Problem to work on —
Transcribe the following clinical excerpt word for word, in full.

Selected excerpt —
# # #
But when asked if this worry to find the bathroom is for an urgency to urinate or to defecate she said to urinate.
But it was not clear if she said this because there is greater embarrassment in humans about defecation than urination. Also she may have hidden the real state of affairs because she could sense the hesitancy in my voice when I was trying to search for the right words to convey correctly what I had to say regarding the use of excremental functions as a means to express rage. The patient goes only as far in revealing about herself/himself as the analyst is capable of handling.The analyst has to be completely comfortable with his own body functions before his body language will convey to the patient that he or she can talk about these matters without resorting to distortions and allusions.
She added that the fear of not finding the way out of the mall is similar to her fear of getting lost when driving. She does not trust the GPS. "The voice tells you to turn right or left but only after you have passed the turn."
"Any other association to the peachy-tan?"
# # #
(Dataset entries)
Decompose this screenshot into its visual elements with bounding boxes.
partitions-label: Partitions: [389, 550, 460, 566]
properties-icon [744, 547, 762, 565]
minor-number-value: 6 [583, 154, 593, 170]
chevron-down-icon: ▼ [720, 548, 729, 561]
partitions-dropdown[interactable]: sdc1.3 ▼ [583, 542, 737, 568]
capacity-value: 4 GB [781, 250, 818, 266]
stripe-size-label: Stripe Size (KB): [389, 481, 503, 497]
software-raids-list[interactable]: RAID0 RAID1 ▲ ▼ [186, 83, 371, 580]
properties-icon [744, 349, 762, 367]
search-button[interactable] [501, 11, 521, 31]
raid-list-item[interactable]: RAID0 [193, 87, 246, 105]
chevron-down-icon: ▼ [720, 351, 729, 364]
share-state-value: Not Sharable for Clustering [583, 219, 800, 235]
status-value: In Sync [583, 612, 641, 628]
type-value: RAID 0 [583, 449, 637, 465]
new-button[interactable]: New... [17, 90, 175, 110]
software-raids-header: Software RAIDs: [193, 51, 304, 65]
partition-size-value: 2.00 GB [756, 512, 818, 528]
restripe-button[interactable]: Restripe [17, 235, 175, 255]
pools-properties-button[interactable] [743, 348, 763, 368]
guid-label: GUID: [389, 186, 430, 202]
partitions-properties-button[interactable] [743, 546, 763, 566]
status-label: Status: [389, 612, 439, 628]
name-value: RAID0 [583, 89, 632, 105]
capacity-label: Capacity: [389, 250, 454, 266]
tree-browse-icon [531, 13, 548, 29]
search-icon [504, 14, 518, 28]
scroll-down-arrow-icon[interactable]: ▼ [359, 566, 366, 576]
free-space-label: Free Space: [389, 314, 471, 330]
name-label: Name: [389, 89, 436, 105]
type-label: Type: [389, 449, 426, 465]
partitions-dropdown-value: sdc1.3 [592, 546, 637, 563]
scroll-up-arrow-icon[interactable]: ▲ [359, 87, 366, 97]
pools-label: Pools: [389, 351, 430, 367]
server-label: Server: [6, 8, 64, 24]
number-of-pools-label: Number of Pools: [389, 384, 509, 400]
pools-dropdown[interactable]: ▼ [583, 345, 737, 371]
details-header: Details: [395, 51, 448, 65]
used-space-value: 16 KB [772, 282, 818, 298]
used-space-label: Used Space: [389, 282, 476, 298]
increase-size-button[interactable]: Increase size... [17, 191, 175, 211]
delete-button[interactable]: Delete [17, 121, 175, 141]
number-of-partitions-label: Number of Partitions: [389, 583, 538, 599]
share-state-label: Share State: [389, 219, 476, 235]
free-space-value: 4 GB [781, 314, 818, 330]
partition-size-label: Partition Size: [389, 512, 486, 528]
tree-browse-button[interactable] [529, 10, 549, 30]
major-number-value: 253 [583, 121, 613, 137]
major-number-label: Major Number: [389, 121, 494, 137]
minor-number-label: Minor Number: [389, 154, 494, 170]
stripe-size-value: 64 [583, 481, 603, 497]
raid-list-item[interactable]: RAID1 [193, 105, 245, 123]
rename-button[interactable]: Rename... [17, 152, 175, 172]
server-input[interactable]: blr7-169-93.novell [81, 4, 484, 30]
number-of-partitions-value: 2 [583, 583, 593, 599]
# # #
Written response —
But when asked if this worry to find the bathroom is for an urgency to urinate or to defecate she said to urinate.
But it was not clear if she said this because there is greater embarrassment in humans about defecation than urination. Also she may have hidden the real state of affairs because she could sense the hesitancy in my voice when I was trying to search for the right words to convey correctly what I had to say regarding the use of excremental functions as a means to express rage. The patient goes only as far in revealing about herself/himself as the analyst is capable of handling.The analyst has to be completely comfortable with his own body functions before his body language will convey to the patient that he or she can talk about these matters without resorting to distortions and allusions.
She added that the fear of not finding the way out of the mall is similar to her fear of getting lost when driving. She does not trust the GPS. "The voice tells you to turn right or left but only after you have passed the turn."
"Any other association to the peachy-tan?"